▶ **Trecho da fonte**
------------------------------------------------------------

No centésimo dia de 2024 (fevereiro teve 29 desta vez, vale lembrar aos calculadores de plantão), é hora de fazer a lista dos melhores filmes do ano até agora.
Por enquanto, temos um problema: nenhum dos títulos que de fato são de 2024 me conquistou a ponto de garantir vaga neste ranking afetivo. Nem mesmo o elogiado Duna: Parte 2, atual campeão de bilheteria — para o meu gosto, embora traga uma discussão muito pertinente sobre messianismo, a sequência do épico de ficção científica perdeu o encanto do novo e cedeu demais a convenções hollywoodianas, o que inclui diálogos bastante expositivos e um vilão caricatural (Austin Butler). O que mais chegou perto foi o argentino Descanse em Paz, em cartaz na Netflix. Mas não despertou a urgência em rever, não é algo a que eu assistiria pela segunda vez neste exato momento, diferentemente dos longas-metragens citados abaixo.
Então, a seleção dos melhores "do ano" foi composta por filmes de 2023 (ou até de 2022) que só nesta temporada estrearam comercialmente no Brasil. Friso o "comercialmente" para justificar a presença de obras que já haviam sido exibidas em festivais no ano passado.
A ordem é puramente alfabética. Clique nos links se quiser saber mais.
1) Meu Amigo Robô (2023)
De Pablo Berger. O diretor espanhol competiu no Oscar dos longas de animação com este filme ambientado na Nova York dos anos 1980, onde um cachorro compra um robô pra fazer companhia a ele. É uma história linda e sem diálogos sobre solidão, amizade e lealdade. (Ainda sem data de estreia no streaming)

------------------------------------------------------------

▶ **Material fornecido**
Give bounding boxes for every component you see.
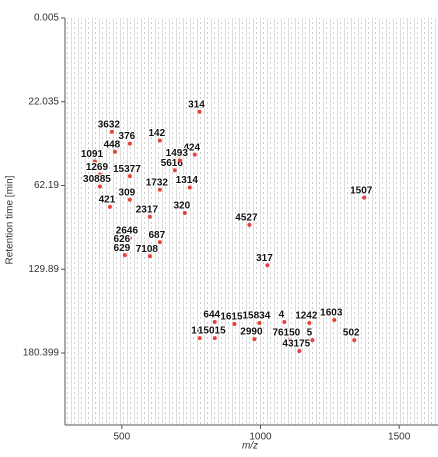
- peak-label: 314: [188, 99, 205, 110]
- y-axis-label: Retention time [min]: [5, 175, 16, 264]
- peak: [192, 152, 197, 157]
- y-tick-label: 129.89: [28, 264, 59, 275]
- peak: [332, 318, 337, 323]
- peak: [197, 336, 202, 341]
- peak-label: 16: [191, 326, 203, 337]
- x-axis-label: m/z: [242, 441, 258, 452]
- peak-label: 376: [119, 131, 136, 142]
- plot-background: [65, 18, 438, 425]
- peak-label: 502: [343, 328, 360, 339]
- peak-label: 309: [119, 187, 136, 198]
- peak-label: 15377: [113, 164, 141, 175]
- peak: [352, 338, 357, 343]
- peak: [187, 185, 192, 190]
- x-tick-label: 1500: [388, 432, 411, 443]
- peak-label: 421: [99, 195, 116, 206]
- y-tick-label: 22.035: [28, 96, 59, 107]
- peak-label: 1091: [81, 149, 104, 160]
- peak-label: 317: [256, 253, 273, 264]
- peak: [92, 159, 97, 164]
- peak: [127, 236, 132, 241]
- peak-label: 448: [104, 139, 121, 150]
- peak: [297, 349, 302, 354]
- y-tick-label: 180.399: [23, 348, 60, 359]
- peak: [282, 319, 287, 324]
- peak-label: 2990: [240, 327, 263, 338]
- peak-label: 43175: [282, 339, 310, 350]
- peak: [109, 129, 114, 134]
- peak: [157, 187, 162, 192]
- peak: [247, 222, 252, 227]
- peak-label: 4527: [235, 212, 258, 223]
- peak: [212, 319, 217, 324]
- peak-label: 1242: [295, 311, 318, 322]
- peak: [112, 149, 117, 154]
- peak-label: 2646: [116, 226, 139, 237]
- peak-label: 1314: [176, 175, 199, 186]
- peak-label: 142: [149, 128, 166, 139]
- peak: [310, 338, 315, 343]
- peak: [157, 240, 162, 245]
- peak: [127, 197, 132, 202]
- peak: [232, 321, 237, 326]
- peak-label: 4: [279, 310, 285, 321]
- peak: [127, 141, 132, 146]
- peak-label: 644: [203, 310, 220, 321]
- peak: [362, 195, 367, 200]
- peak: [172, 168, 177, 173]
- peak: [197, 109, 202, 114]
- peak: [97, 184, 102, 189]
- peak-label: 15834: [242, 311, 270, 322]
- peak: [252, 337, 257, 342]
- peak-label: 15015: [198, 326, 226, 337]
- peak: [212, 336, 217, 341]
- peak: [147, 254, 152, 259]
- peak-label: 1615: [220, 312, 243, 323]
- peak-label: 2317: [136, 204, 159, 215]
- peak-label: 3632: [98, 119, 121, 130]
- peak-label: 76150: [272, 328, 300, 339]
- peak-label: 687: [149, 230, 166, 241]
- x-tick-label: 1000: [249, 432, 272, 443]
- peak-label: 320: [173, 201, 190, 212]
- y-tick-label: 0.005: [34, 13, 59, 24]
- peak: [287, 338, 292, 343]
- peak-label: 7108: [136, 244, 159, 255]
- peak-label: 1603: [320, 308, 343, 319]
- peak-label: 30885: [83, 174, 111, 185]
- peak: [307, 320, 312, 325]
- peak: [122, 253, 127, 258]
- peak: [265, 263, 270, 268]
- peak-label: 1507: [350, 185, 373, 196]
- peak: [147, 214, 152, 219]
- peak-label: 626: [114, 234, 131, 245]
- peak: [107, 204, 112, 209]
- peak-label: 1269: [86, 162, 109, 173]
- peak-label: 5: [307, 328, 313, 339]
- peak: [157, 138, 162, 143]
- peak: [97, 172, 102, 177]
- peak: [122, 244, 127, 249]
- peak-label: 629: [114, 243, 131, 254]
- peak-label: 1732: [146, 177, 169, 188]
- peak: [177, 158, 182, 163]
- peak: [182, 210, 187, 215]
- peak-label: 424: [183, 142, 200, 153]
- y-tick-label: 62.19: [34, 180, 59, 191]
- x-tick-label: 500: [114, 432, 131, 443]
- peak: [127, 174, 132, 179]
- peak-label: 1493: [166, 148, 189, 159]
- peak: [257, 320, 262, 325]
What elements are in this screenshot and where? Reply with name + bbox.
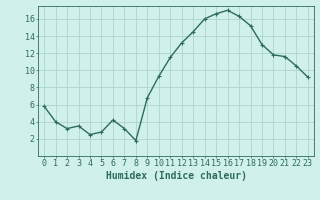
X-axis label: Humidex (Indice chaleur): Humidex (Indice chaleur) bbox=[106, 171, 246, 181]
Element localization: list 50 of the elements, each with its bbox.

------------------------------------------------------------

▶ **Tarefas a cumprir**
#1 Diga se cada afirmação concorda com o texto sobre os melhores filmes: (a) Duna: Parte 2 entrou na lista; (b) os filmes aparecem em ordem alfabética; (c) Meu Amigo Robô tem muitos diálogos. Responda sim ou não e cite as palavras do texto que decidem cada caso.
#2 Identifique e copie cada linha dos registros em que aparece a palavra "elements". Maiúsculas e minúsculas fazem diferença.
Os registros não têm relação com o texto sobre os melhores filmes.

▶ **Respostas por tarefa**
#1
(a) Não: "Nem mesmo o elogiado Duna: Parte 2, atual campeão de bilheteria"
(b) Sim: "A ordem é puramente alfabética."
(c) Não: "É uma história linda e sem diálogos sobre solidão, amizade e lealdade."

#2
What elements are in this screenshot and where? Reply with name + bbox.
Element localization: list 50 of the elements, each with its bbox.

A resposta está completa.